> **THE PROBLEM**
Pull out every line from the listing that has the word "Новые".

> **ENTRIES SUPPLIED**
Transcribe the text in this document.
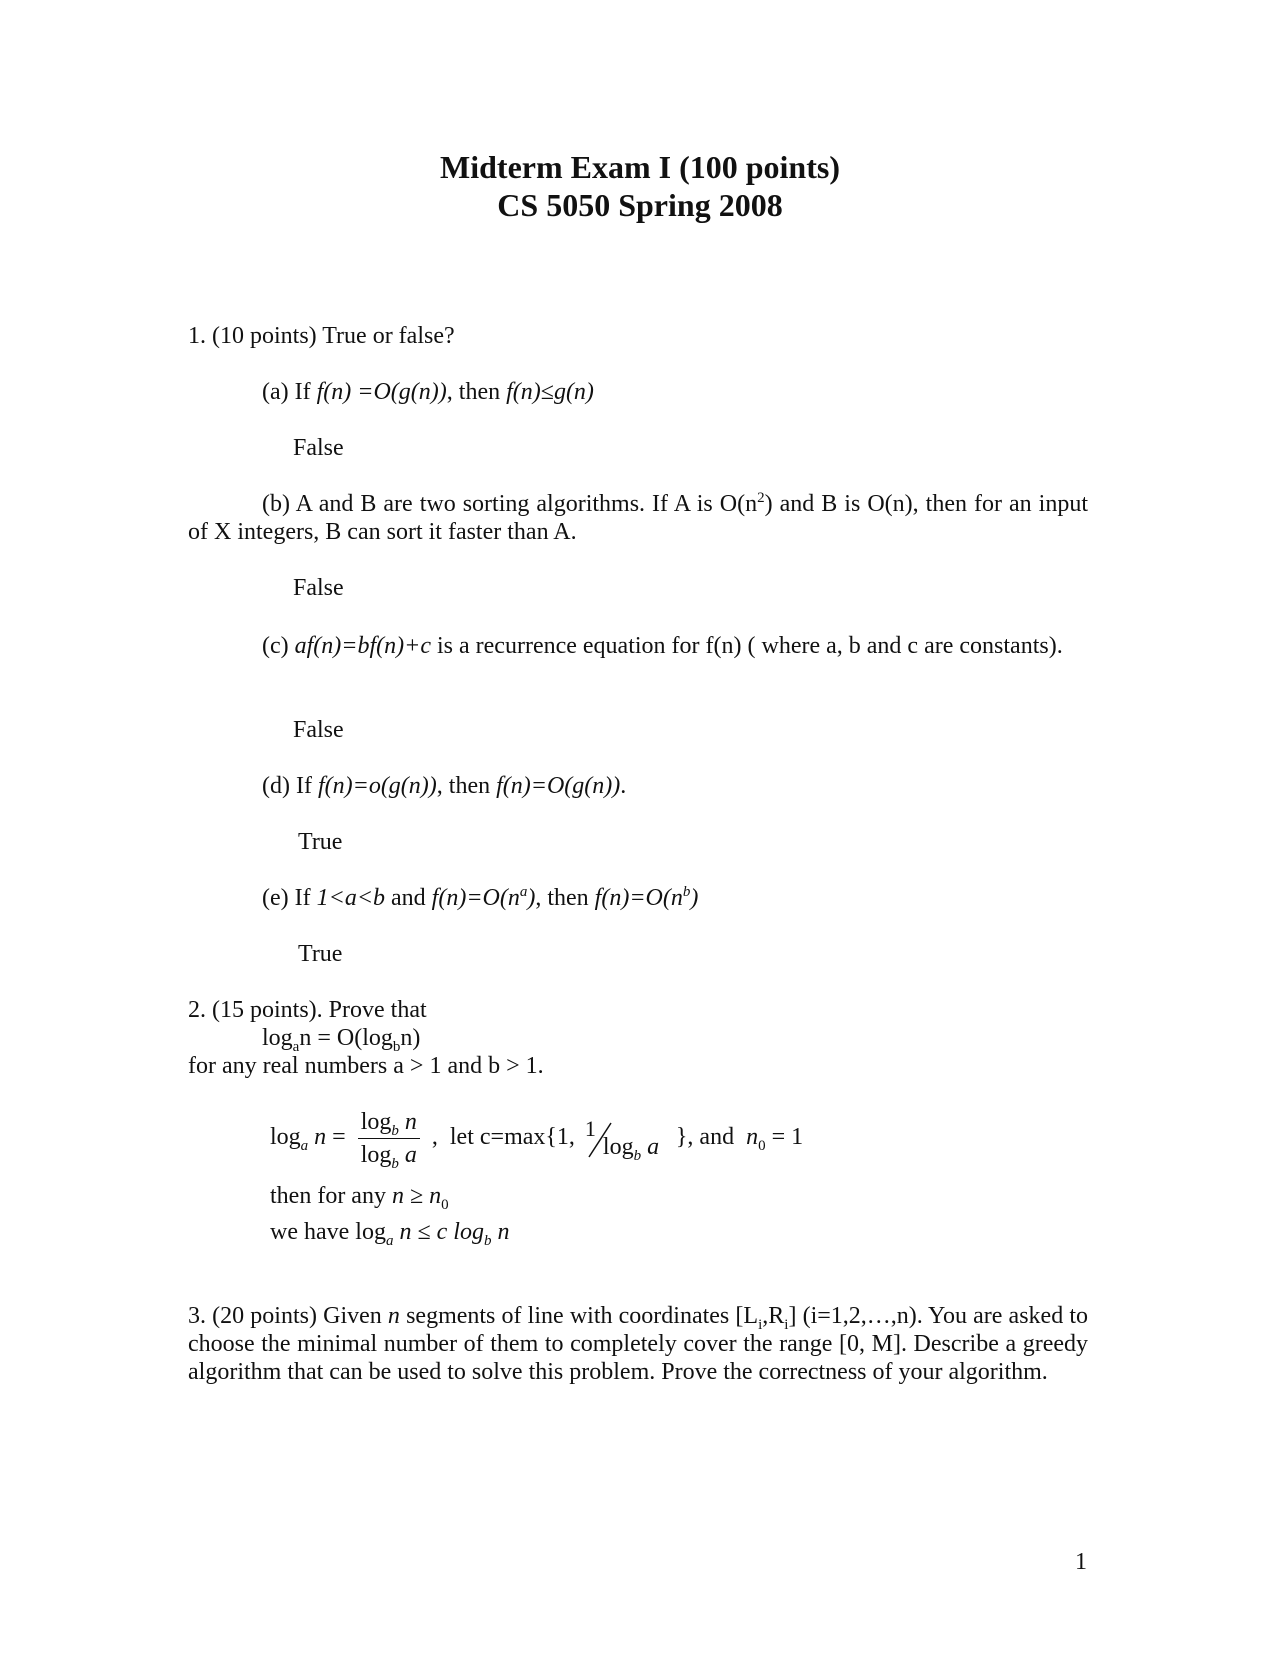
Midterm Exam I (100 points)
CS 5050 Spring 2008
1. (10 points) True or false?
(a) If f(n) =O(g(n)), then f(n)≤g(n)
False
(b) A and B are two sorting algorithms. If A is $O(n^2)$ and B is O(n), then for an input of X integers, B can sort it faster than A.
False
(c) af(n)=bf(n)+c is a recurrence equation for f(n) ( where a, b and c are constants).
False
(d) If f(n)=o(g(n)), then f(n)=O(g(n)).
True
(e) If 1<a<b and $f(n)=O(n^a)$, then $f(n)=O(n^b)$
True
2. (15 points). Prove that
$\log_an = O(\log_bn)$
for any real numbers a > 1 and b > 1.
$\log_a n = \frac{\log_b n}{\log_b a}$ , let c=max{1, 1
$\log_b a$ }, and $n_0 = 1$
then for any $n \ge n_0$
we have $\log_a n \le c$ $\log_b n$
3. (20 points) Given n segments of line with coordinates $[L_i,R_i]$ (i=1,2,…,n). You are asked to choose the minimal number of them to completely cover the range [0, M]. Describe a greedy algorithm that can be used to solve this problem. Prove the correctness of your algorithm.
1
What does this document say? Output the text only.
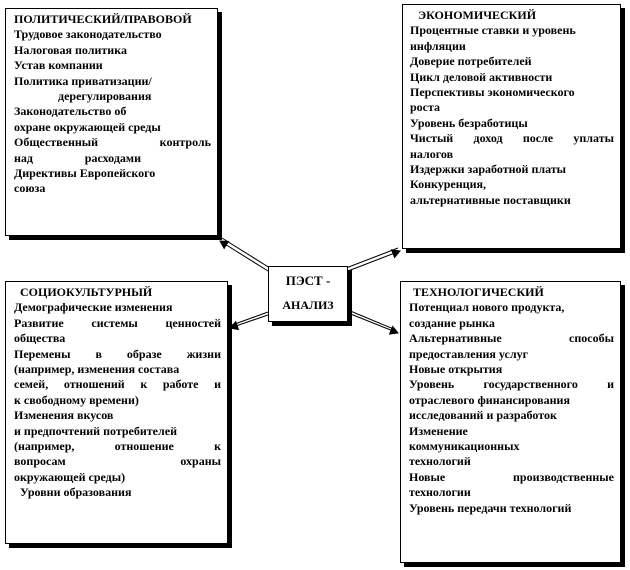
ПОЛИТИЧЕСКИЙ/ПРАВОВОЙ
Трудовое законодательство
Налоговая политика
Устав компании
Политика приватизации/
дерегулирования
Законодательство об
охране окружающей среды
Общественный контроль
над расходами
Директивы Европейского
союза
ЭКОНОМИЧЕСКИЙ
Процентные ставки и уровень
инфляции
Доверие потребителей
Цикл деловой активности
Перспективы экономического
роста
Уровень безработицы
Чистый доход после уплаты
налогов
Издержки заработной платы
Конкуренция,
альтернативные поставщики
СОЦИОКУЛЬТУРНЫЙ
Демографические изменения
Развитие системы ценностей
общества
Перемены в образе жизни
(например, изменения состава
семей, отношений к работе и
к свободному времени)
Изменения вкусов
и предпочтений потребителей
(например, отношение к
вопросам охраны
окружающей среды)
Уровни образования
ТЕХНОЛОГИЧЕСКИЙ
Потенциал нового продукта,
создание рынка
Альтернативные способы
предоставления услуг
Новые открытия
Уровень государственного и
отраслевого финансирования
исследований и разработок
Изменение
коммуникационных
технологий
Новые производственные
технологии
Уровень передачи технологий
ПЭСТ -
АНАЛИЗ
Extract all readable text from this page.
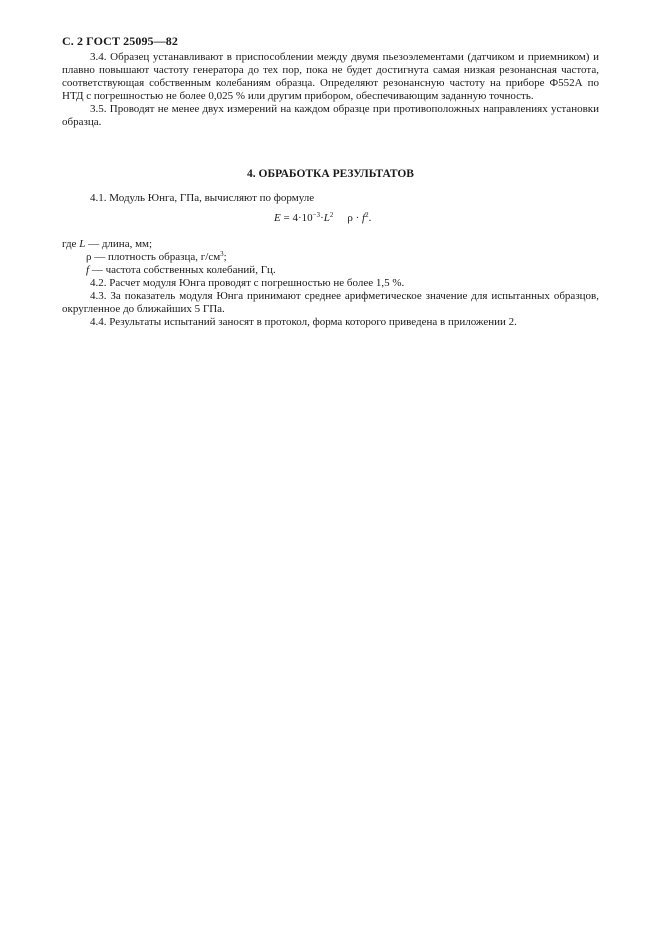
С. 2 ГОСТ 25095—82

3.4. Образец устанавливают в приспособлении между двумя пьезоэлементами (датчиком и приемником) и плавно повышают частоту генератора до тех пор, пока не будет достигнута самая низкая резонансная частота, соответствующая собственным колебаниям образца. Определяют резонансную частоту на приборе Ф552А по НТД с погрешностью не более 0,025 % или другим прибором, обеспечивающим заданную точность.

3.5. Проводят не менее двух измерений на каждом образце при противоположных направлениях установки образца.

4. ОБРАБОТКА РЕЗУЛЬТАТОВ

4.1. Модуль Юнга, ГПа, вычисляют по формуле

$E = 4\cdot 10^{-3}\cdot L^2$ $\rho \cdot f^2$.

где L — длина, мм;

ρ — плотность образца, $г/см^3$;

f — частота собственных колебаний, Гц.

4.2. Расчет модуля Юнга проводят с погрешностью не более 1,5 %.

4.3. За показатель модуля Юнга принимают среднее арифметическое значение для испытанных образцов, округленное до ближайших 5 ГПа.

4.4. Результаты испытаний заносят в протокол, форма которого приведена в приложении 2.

> **EXERCISE RESULT**
Новые открытия
Новые производственные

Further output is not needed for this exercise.